Start of Record set

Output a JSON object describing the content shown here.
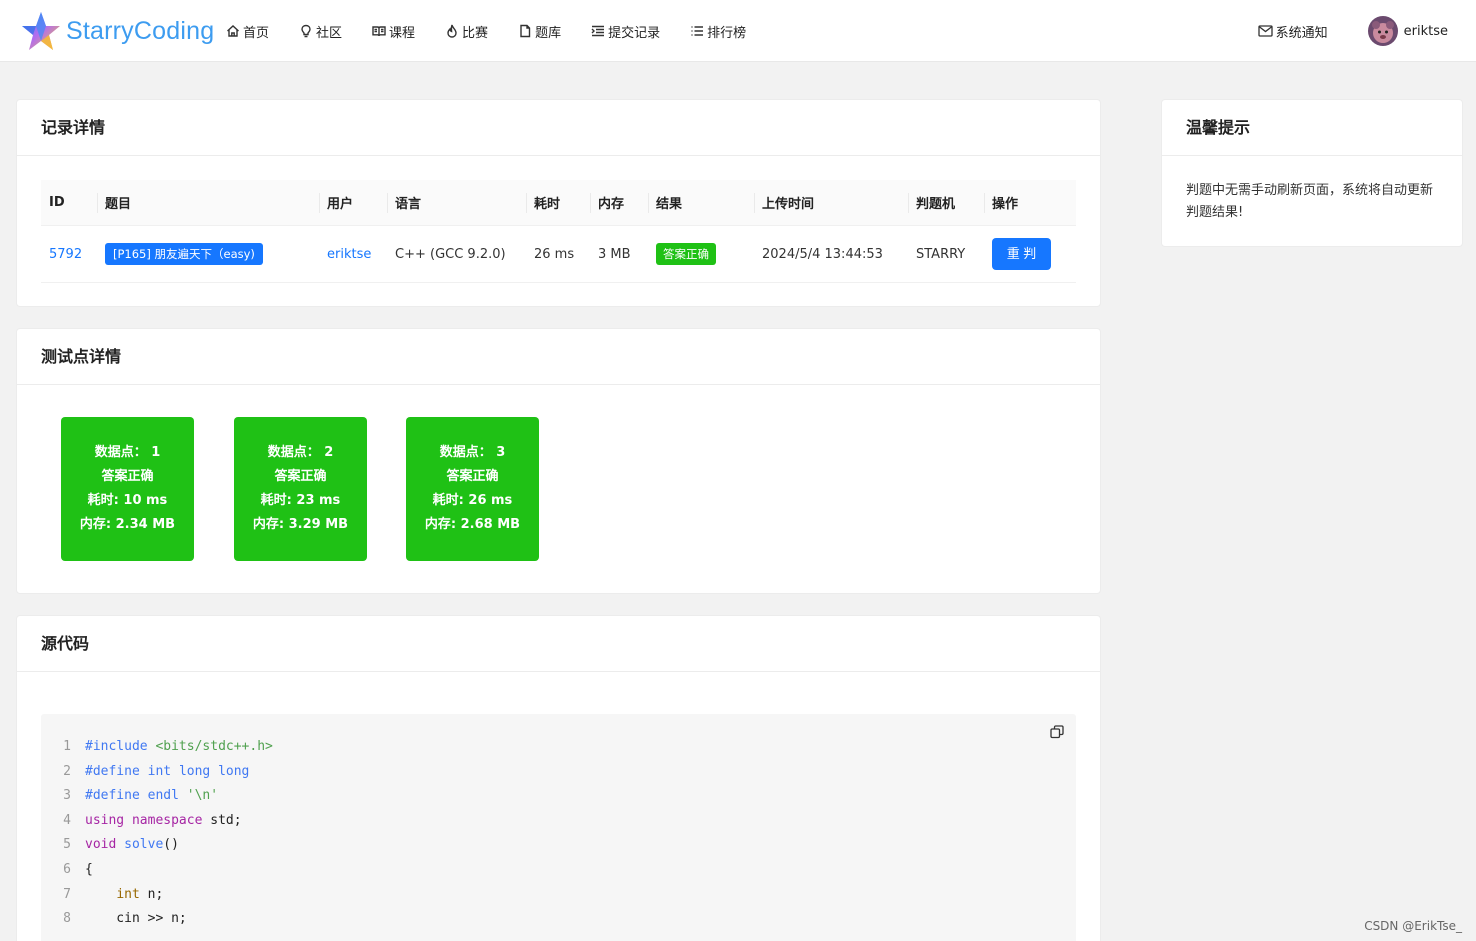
{
  "brand": {
    "name": "StarryCoding"
  },
  "nav": [
    {
      "label": "首页",
      "icon": "home-icon"
    },
    {
      "label": "社区",
      "icon": "bulb-icon"
    },
    {
      "label": "课程",
      "icon": "book-icon"
    },
    {
      "label": "比赛",
      "icon": "fire-icon"
    },
    {
      "label": "题库",
      "icon": "file-icon"
    },
    {
      "label": "提交记录",
      "icon": "list-indent-icon"
    },
    {
      "label": "排行榜",
      "icon": "list-icon"
    }
  ],
  "header": {
    "notification_label": "系统通知",
    "username": "eriktse"
  },
  "record": {
    "title": "记录详情",
    "columns": [
      "ID",
      "题目",
      "用户",
      "语言",
      "耗时",
      "内存",
      "结果",
      "上传时间",
      "判题机",
      "操作"
    ],
    "row": {
      "id": "5792",
      "problem": "[P165] 朋友遍天下（easy)",
      "user": "eriktse",
      "language": "C++ (GCC 9.2.0)",
      "time": "26 ms",
      "memory": "3 MB",
      "result": "答案正确",
      "upload_time": "2024/5/4 13:44:53",
      "judger": "STARRY",
      "action": "重 判"
    }
  },
  "testpoints": {
    "title": "测试点详情",
    "items": [
      {
        "label": "数据点： 1",
        "status": "答案正确",
        "time": "耗时: 10 ms",
        "memory": "内存: 2.34 MB"
      },
      {
        "label": "数据点： 2",
        "status": "答案正确",
        "time": "耗时: 23 ms",
        "memory": "内存: 3.29 MB"
      },
      {
        "label": "数据点： 3",
        "status": "答案正确",
        "time": "耗时: 26 ms",
        "memory": "内存: 2.68 MB"
      }
    ]
  },
  "source": {
    "title": "源代码",
    "line_numbers": [
      "1",
      "2",
      "3",
      "4",
      "5",
      "6",
      "7",
      "8"
    ],
    "lines": [
      "#include <bits/stdc++.h>",
      "#define int long long",
      "#define endl '\\n'",
      "using namespace std;",
      "void solve()",
      "{",
      "    int n;",
      "    cin >> n;"
    ]
  },
  "tips": {
    "title": "温馨提示",
    "text": "判题中无需手动刷新页面，系统将自动更新判题结果!"
  },
  "watermark": "CSDN @ErikTse_",
  "colors": {
    "accent": "#1677ff",
    "success": "#1fc115",
    "brand": "#3d9cf0"
  }
}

End of Record set

Exercise task: Reproduce the material above in full and without alteration, but skip all pictures.

Complete answer:
Output a JSON object describing the content shown here.
{
  "brand": {
    "name": "StarryCoding"
  },
  "nav": [
    {
      "label": "首页",
      "icon": "home-icon"
    },
    {
      "label": "社区",
      "icon": "bulb-icon"
    },
    {
      "label": "课程",
      "icon": "book-icon"
    },
    {
      "label": "比赛",
      "icon": "fire-icon"
    },
    {
      "label": "题库",
      "icon": "file-icon"
    },
    {
      "label": "提交记录",
      "icon": "list-indent-icon"
    },
    {
      "label": "排行榜",
      "icon": "list-icon"
    }
  ],
  "header": {
    "notification_label": "系统通知",
    "username": "eriktse"
  },
  "record": {
    "title": "记录详情",
    "columns": [
      "ID",
      "题目",
      "用户",
      "语言",
      "耗时",
      "内存",
      "结果",
      "上传时间",
      "判题机",
      "操作"
    ],
    "row": {
      "id": "5792",
      "problem": "[P165] 朋友遍天下（easy)",
      "user": "eriktse",
      "language": "C++ (GCC 9.2.0)",
      "time": "26 ms",
      "memory": "3 MB",
      "result": "答案正确",
      "upload_time": "2024/5/4 13:44:53",
      "judger": "STARRY",
      "action": "重 判"
    }
  },
  "testpoints": {
    "title": "测试点详情",
    "items": [
      {
        "label": "数据点： 1",
        "status": "答案正确",
        "time": "耗时: 10 ms",
        "memory": "内存: 2.34 MB"
      },
      {
        "label": "数据点： 2",
        "status": "答案正确",
        "time": "耗时: 23 ms",
        "memory": "内存: 3.29 MB"
      },
      {
        "label": "数据点： 3",
        "status": "答案正确",
        "time": "耗时: 26 ms",
        "memory": "内存: 2.68 MB"
      }
    ]
  },
  "source": {
    "title": "源代码",
    "line_numbers": [
      "1",
      "2",
      "3",
      "4",
      "5",
      "6",
      "7",
      "8"
    ],
    "lines": [
      "#include <bits/stdc++.h>",
      "#define int long long",
      "#define endl '\\n'",
      "using namespace std;",
      "void solve()",
      "{",
      "    int n;",
      "    cin >> n;"
    ]
  },
  "tips": {
    "title": "温馨提示",
    "text": "判题中无需手动刷新页面，系统将自动更新判题结果!"
  },
  "watermark": "CSDN @ErikTse_",
  "colors": {
    "accent": "#1677ff",
    "success": "#1fc115",
    "brand": "#3d9cf0"
  }
}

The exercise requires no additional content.